━━ ENTRIES PROVIDED ━━

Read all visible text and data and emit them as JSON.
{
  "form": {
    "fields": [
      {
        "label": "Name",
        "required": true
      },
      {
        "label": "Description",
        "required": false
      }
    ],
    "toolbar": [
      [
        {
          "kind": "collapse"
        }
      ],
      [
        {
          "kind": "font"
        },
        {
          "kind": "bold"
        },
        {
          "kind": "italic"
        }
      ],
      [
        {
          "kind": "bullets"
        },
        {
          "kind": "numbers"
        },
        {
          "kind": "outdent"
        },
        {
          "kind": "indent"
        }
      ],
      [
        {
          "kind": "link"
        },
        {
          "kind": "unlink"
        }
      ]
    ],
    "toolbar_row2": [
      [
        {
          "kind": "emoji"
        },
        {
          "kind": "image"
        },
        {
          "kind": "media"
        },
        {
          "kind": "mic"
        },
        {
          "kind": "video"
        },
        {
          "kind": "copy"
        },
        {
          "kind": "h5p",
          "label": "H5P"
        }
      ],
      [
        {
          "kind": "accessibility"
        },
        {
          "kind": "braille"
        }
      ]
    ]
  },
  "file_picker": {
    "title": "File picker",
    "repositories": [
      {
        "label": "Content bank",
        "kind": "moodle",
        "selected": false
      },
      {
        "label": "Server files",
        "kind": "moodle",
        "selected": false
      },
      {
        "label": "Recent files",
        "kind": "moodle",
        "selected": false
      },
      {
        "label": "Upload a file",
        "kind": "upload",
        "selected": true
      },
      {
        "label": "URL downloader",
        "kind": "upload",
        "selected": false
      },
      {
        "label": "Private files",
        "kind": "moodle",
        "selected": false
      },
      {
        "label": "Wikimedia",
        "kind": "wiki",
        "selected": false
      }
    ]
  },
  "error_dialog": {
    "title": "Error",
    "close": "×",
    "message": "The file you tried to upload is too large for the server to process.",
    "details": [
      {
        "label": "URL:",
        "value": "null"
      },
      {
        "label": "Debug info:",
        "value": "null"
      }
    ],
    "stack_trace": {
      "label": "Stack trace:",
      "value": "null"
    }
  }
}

━━━

### WHAT IS NEEDED
Would you reproduce all the entries exactly?

### WRITTEN ANSWER
Read all visible text and data and emit them as JSON.
{
  "form": {
    "fields": [
      {
        "label": "Name",
        "required": true
      },
      {
        "label": "Description",
        "required": false
      }
    ],
    "toolbar": [
      [
        {
          "kind": "collapse"
        }
      ],
      [
        {
          "kind": "font"
        },
        {
          "kind": "bold"
        },
        {
          "kind": "italic"
        }
      ],
      [
        {
          "kind": "bullets"
        },
        {
          "kind": "numbers"
        },
        {
          "kind": "outdent"
        },
        {
          "kind": "indent"
        }
      ],
      [
        {
          "kind": "link"
        },
        {
          "kind": "unlink"
        }
      ]
    ],
    "toolbar_row2": [
      [
        {
          "kind": "emoji"
        },
        {
          "kind": "image"
        },
        {
          "kind": "media"
        },
        {
          "kind": "mic"
        },
        {
          "kind": "video"
        },
        {
          "kind": "copy"
        },
        {
          "kind": "h5p",
          "label": "H5P"
        }
      ],
      [
        {
          "kind": "accessibility"
        },
        {
          "kind": "braille"
        }
      ]
    ]
  },
  "file_picker": {
    "title": "File picker",
    "repositories": [
      {
        "label": "Content bank",
        "kind": "moodle",
        "selected": false
      },
      {
        "label": "Server files",
        "kind": "moodle",
        "selected": false
      },
      {
        "label": "Recent files",
        "kind": "moodle",
        "selected": false
      },
      {
        "label": "Upload a file",
        "kind": "upload",
        "selected": true
      },
      {
        "label": "URL downloader",
        "kind": "upload",
        "selected": false
      },
      {
        "label": "Private files",
        "kind": "moodle",
        "selected": false
      },
      {
        "label": "Wikimedia",
        "kind": "wiki",
        "selected": false
      }
    ]
  },
  "error_dialog": {
    "title": "Error",
    "close": "×",
    "message": "The file you tried to upload is too large for the server to process.",
    "details": [
      {
        "label": "URL:",
        "value": "null"
      },
      {
        "label": "Debug info:",
        "value": "null"
      }
    ],
    "stack_trace": {
      "label": "Stack trace:",
      "value": "null"
    }
  }
}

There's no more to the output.